───── Input for this task

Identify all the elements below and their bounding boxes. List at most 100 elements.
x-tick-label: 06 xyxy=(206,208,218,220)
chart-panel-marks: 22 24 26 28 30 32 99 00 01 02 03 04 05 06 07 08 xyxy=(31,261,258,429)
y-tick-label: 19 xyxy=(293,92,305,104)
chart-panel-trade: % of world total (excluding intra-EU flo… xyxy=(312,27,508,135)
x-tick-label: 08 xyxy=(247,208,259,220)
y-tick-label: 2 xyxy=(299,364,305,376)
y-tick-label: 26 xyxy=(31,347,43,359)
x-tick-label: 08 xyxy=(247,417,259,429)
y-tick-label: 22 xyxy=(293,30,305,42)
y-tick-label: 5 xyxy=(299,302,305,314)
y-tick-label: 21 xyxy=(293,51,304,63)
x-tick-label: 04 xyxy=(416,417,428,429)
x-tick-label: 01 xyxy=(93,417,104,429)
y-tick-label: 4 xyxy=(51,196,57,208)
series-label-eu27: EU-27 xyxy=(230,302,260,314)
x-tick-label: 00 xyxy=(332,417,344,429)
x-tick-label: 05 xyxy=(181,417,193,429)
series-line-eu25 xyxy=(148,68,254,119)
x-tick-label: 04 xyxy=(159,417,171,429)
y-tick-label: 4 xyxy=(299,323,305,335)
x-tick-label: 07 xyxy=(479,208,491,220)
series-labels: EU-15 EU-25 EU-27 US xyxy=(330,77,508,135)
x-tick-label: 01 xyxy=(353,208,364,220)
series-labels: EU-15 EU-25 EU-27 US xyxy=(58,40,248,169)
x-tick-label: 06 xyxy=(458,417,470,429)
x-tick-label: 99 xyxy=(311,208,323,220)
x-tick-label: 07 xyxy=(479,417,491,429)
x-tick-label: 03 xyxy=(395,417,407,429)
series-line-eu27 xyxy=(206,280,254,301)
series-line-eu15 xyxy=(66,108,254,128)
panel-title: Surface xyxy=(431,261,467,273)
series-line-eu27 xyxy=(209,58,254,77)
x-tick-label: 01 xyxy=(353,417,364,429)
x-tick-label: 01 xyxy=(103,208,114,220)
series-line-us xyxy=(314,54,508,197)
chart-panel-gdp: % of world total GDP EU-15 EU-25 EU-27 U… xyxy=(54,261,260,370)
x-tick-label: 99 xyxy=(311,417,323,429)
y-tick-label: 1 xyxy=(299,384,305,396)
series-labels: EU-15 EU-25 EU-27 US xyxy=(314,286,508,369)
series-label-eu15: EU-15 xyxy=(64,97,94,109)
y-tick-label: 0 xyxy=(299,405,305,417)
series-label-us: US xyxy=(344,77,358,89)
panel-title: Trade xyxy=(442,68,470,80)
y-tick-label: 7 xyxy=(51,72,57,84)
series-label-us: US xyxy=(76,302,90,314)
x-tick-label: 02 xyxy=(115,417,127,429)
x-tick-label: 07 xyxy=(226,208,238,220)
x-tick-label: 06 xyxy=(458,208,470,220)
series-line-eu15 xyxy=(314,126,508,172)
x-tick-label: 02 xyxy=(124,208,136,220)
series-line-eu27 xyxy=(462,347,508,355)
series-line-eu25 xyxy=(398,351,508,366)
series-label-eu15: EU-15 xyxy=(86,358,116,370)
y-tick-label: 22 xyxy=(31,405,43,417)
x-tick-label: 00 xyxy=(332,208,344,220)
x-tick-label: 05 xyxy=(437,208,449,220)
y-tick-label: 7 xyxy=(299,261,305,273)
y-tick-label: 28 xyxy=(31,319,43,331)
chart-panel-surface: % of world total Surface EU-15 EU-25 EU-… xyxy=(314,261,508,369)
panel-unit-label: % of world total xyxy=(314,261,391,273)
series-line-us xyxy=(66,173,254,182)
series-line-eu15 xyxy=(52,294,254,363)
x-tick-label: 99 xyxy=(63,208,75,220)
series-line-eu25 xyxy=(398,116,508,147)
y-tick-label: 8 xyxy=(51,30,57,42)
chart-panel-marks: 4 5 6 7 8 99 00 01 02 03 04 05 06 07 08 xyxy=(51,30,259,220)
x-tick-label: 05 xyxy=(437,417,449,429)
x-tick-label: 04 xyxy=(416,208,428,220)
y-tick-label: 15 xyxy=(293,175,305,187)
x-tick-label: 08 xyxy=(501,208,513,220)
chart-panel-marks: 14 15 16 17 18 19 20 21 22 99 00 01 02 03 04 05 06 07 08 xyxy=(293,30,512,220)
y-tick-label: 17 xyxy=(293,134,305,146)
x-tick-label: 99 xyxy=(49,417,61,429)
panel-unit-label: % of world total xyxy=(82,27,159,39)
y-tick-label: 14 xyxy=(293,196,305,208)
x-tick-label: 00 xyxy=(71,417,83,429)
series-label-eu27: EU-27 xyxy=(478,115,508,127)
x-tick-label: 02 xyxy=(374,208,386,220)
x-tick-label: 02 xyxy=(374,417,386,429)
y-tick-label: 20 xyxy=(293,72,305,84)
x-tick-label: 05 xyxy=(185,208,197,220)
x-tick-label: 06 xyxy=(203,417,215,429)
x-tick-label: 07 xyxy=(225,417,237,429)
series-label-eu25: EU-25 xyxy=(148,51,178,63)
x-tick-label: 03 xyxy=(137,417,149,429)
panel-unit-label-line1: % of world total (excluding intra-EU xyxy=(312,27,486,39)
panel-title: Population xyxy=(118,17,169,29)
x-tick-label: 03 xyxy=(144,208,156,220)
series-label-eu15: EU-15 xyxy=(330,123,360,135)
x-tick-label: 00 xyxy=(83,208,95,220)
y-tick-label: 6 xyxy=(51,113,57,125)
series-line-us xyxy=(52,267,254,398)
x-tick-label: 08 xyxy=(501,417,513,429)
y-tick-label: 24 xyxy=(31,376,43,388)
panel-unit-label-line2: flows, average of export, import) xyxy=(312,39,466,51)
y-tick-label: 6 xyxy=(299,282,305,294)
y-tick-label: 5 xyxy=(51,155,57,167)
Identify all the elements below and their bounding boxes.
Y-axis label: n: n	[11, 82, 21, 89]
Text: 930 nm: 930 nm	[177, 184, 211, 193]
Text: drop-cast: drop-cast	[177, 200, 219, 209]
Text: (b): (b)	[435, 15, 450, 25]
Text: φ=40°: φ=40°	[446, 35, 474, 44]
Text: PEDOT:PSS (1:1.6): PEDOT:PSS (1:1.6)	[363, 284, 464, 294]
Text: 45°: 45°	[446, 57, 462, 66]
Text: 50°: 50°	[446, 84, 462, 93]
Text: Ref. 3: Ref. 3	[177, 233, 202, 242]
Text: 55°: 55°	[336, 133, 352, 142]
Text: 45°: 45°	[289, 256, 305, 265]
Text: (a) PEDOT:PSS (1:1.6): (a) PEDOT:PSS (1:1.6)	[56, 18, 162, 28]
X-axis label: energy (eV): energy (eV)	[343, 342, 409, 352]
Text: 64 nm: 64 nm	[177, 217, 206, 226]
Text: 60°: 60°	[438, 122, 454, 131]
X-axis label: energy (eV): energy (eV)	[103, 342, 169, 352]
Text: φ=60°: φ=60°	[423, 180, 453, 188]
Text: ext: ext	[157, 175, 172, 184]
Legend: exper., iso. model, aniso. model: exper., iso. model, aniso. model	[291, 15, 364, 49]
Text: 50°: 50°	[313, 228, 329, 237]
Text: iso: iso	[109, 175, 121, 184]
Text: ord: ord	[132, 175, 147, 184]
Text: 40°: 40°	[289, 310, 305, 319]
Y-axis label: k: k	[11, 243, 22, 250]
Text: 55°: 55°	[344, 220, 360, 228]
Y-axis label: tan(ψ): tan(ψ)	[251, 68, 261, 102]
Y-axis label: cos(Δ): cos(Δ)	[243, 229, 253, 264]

──────────

▶ **Task objective**:
Can you retype every one of the stored data entry lines above, character for character, with nothing changed?

▶ **Correct result**:
Identify all the elements below and their bounding boxes. List at most 100 elements.
x-tick-label: 06 xyxy=(206,208,218,220)
chart-panel-marks: 22 24 26 28 30 32 99 00 01 02 03 04 05 06 07 08 xyxy=(31,261,258,429)
y-tick-label: 19 xyxy=(293,92,305,104)
chart-panel-trade: % of world total (excluding intra-EU flo… xyxy=(312,27,508,135)
x-tick-label: 08 xyxy=(247,208,259,220)
y-tick-label: 2 xyxy=(299,364,305,376)
y-tick-label: 26 xyxy=(31,347,43,359)
x-tick-label: 08 xyxy=(247,417,259,429)
y-tick-label: 22 xyxy=(293,30,305,42)
y-tick-label: 5 xyxy=(299,302,305,314)
y-tick-label: 21 xyxy=(293,51,304,63)
x-tick-label: 04 xyxy=(416,417,428,429)
x-tick-label: 01 xyxy=(93,417,104,429)
y-tick-label: 4 xyxy=(51,196,57,208)
series-label-eu27: EU-27 xyxy=(230,302,260,314)
x-tick-label: 00 xyxy=(332,417,344,429)
x-tick-label: 05 xyxy=(181,417,193,429)
series-line-eu25 xyxy=(148,68,254,119)
x-tick-label: 04 xyxy=(159,417,171,429)
y-tick-label: 4 xyxy=(299,323,305,335)
x-tick-label: 07 xyxy=(479,208,491,220)
series-labels: EU-15 EU-25 EU-27 US xyxy=(330,77,508,135)
x-tick-label: 01 xyxy=(353,208,364,220)
series-labels: EU-15 EU-25 EU-27 US xyxy=(58,40,248,169)
x-tick-label: 06 xyxy=(458,417,470,429)
x-tick-label: 99 xyxy=(311,208,323,220)
x-tick-label: 07 xyxy=(479,417,491,429)
x-tick-label: 03 xyxy=(395,417,407,429)
series-line-eu27 xyxy=(206,280,254,301)
series-line-eu15 xyxy=(66,108,254,128)
panel-title: Surface xyxy=(431,261,467,273)
series-line-eu27 xyxy=(209,58,254,77)
x-tick-label: 01 xyxy=(353,417,364,429)
x-tick-label: 01 xyxy=(103,208,114,220)
series-line-us xyxy=(314,54,508,197)
chart-panel-gdp: % of world total GDP EU-15 EU-25 EU-27 U… xyxy=(54,261,260,370)
x-tick-label: 99 xyxy=(311,417,323,429)
y-tick-label: 1 xyxy=(299,384,305,396)
series-labels: EU-15 EU-25 EU-27 US xyxy=(314,286,508,369)
series-label-eu15: EU-15 xyxy=(64,97,94,109)
y-tick-label: 0 xyxy=(299,405,305,417)
series-label-us: US xyxy=(344,77,358,89)
panel-title: Trade xyxy=(442,68,470,80)
y-tick-label: 7 xyxy=(51,72,57,84)
series-label-us: US xyxy=(76,302,90,314)
x-tick-label: 02 xyxy=(115,417,127,429)
x-tick-label: 07 xyxy=(226,208,238,220)
x-tick-label: 06 xyxy=(458,208,470,220)
series-line-eu15 xyxy=(314,126,508,172)
x-tick-label: 02 xyxy=(124,208,136,220)
series-line-eu27 xyxy=(462,347,508,355)
series-line-eu25 xyxy=(398,351,508,366)
series-label-eu15: EU-15 xyxy=(86,358,116,370)
y-tick-label: 22 xyxy=(31,405,43,417)
x-tick-label: 00 xyxy=(332,208,344,220)
x-tick-label: 05 xyxy=(437,208,449,220)
y-tick-label: 7 xyxy=(299,261,305,273)
y-tick-label: 28 xyxy=(31,319,43,331)
chart-panel-surface: % of world total Surface EU-15 EU-25 EU-… xyxy=(314,261,508,369)
panel-unit-label: % of world total xyxy=(314,261,391,273)
series-line-us xyxy=(66,173,254,182)
series-line-eu15 xyxy=(52,294,254,363)
x-tick-label: 99 xyxy=(63,208,75,220)
series-line-eu25 xyxy=(398,116,508,147)
y-tick-label: 8 xyxy=(51,30,57,42)
chart-panel-marks: 4 5 6 7 8 99 00 01 02 03 04 05 06 07 08 xyxy=(51,30,259,220)
x-tick-label: 05 xyxy=(437,417,449,429)
x-tick-label: 04 xyxy=(416,208,428,220)
y-tick-label: 15 xyxy=(293,175,305,187)
x-tick-label: 08 xyxy=(501,208,513,220)
chart-panel-marks: 14 15 16 17 18 19 20 21 22 99 00 01 02 03 04 05 06 07 08 xyxy=(293,30,512,220)
y-tick-label: 17 xyxy=(293,134,305,146)
x-tick-label: 99 xyxy=(49,417,61,429)
panel-unit-label: % of world total xyxy=(82,27,159,39)
y-tick-label: 14 xyxy=(293,196,305,208)
x-tick-label: 00 xyxy=(71,417,83,429)
series-label-eu27: EU-27 xyxy=(478,115,508,127)
x-tick-label: 02 xyxy=(374,208,386,220)
x-tick-label: 02 xyxy=(374,417,386,429)
y-tick-label: 20 xyxy=(293,72,305,84)
x-tick-label: 05 xyxy=(185,208,197,220)
x-tick-label: 06 xyxy=(203,417,215,429)
x-tick-label: 07 xyxy=(225,417,237,429)
series-label-eu25: EU-25 xyxy=(148,51,178,63)
x-tick-label: 03 xyxy=(137,417,149,429)
panel-unit-label-line1: % of world total (excluding intra-EU xyxy=(312,27,486,39)
panel-title: Population xyxy=(118,17,169,29)
x-tick-label: 03 xyxy=(144,208,156,220)
series-label-eu15: EU-15 xyxy=(330,123,360,135)
x-tick-label: 00 xyxy=(83,208,95,220)
y-tick-label: 6 xyxy=(51,113,57,125)
series-line-us xyxy=(52,267,254,398)
x-tick-label: 08 xyxy=(501,417,513,429)
y-tick-label: 24 xyxy=(31,376,43,388)
panel-unit-label-line2: flows, average of export, import) xyxy=(312,39,466,51)
y-tick-label: 6 xyxy=(299,282,305,294)
y-tick-label: 5 xyxy=(51,155,57,167)
Identify all the elements below and their bounding boxes.
Y-axis label: n: n	[11, 82, 21, 89]
Text: 930 nm: 930 nm	[177, 184, 211, 193]
Text: drop-cast: drop-cast	[177, 200, 219, 209]
Text: (b): (b)	[435, 15, 450, 25]
Text: φ=40°: φ=40°	[446, 35, 474, 44]
Text: PEDOT:PSS (1:1.6): PEDOT:PSS (1:1.6)	[363, 284, 464, 294]
Text: 45°: 45°	[446, 57, 462, 66]
Text: 50°: 50°	[446, 84, 462, 93]
Text: Ref. 3: Ref. 3	[177, 233, 202, 242]
Text: 55°: 55°	[336, 133, 352, 142]
Text: 45°: 45°	[289, 256, 305, 265]
Text: (a) PEDOT:PSS (1:1.6): (a) PEDOT:PSS (1:1.6)	[56, 18, 162, 28]
X-axis label: energy (eV): energy (eV)	[343, 342, 409, 352]
Text: 64 nm: 64 nm	[177, 217, 206, 226]
Text: 60°: 60°	[438, 122, 454, 131]
X-axis label: energy (eV): energy (eV)	[103, 342, 169, 352]
Text: φ=60°: φ=60°	[423, 180, 453, 188]
Text: ext: ext	[157, 175, 172, 184]
Legend: exper., iso. model, aniso. model: exper., iso. model, aniso. model	[291, 15, 364, 49]
Text: 50°: 50°	[313, 228, 329, 237]
Text: iso: iso	[109, 175, 121, 184]
Text: ord: ord	[132, 175, 147, 184]
Text: 40°: 40°	[289, 310, 305, 319]
Y-axis label: k: k	[11, 243, 22, 250]
Text: 55°: 55°	[344, 220, 360, 228]
Y-axis label: tan(ψ): tan(ψ)	[251, 68, 261, 102]
Y-axis label: cos(Δ): cos(Δ)	[243, 229, 253, 264]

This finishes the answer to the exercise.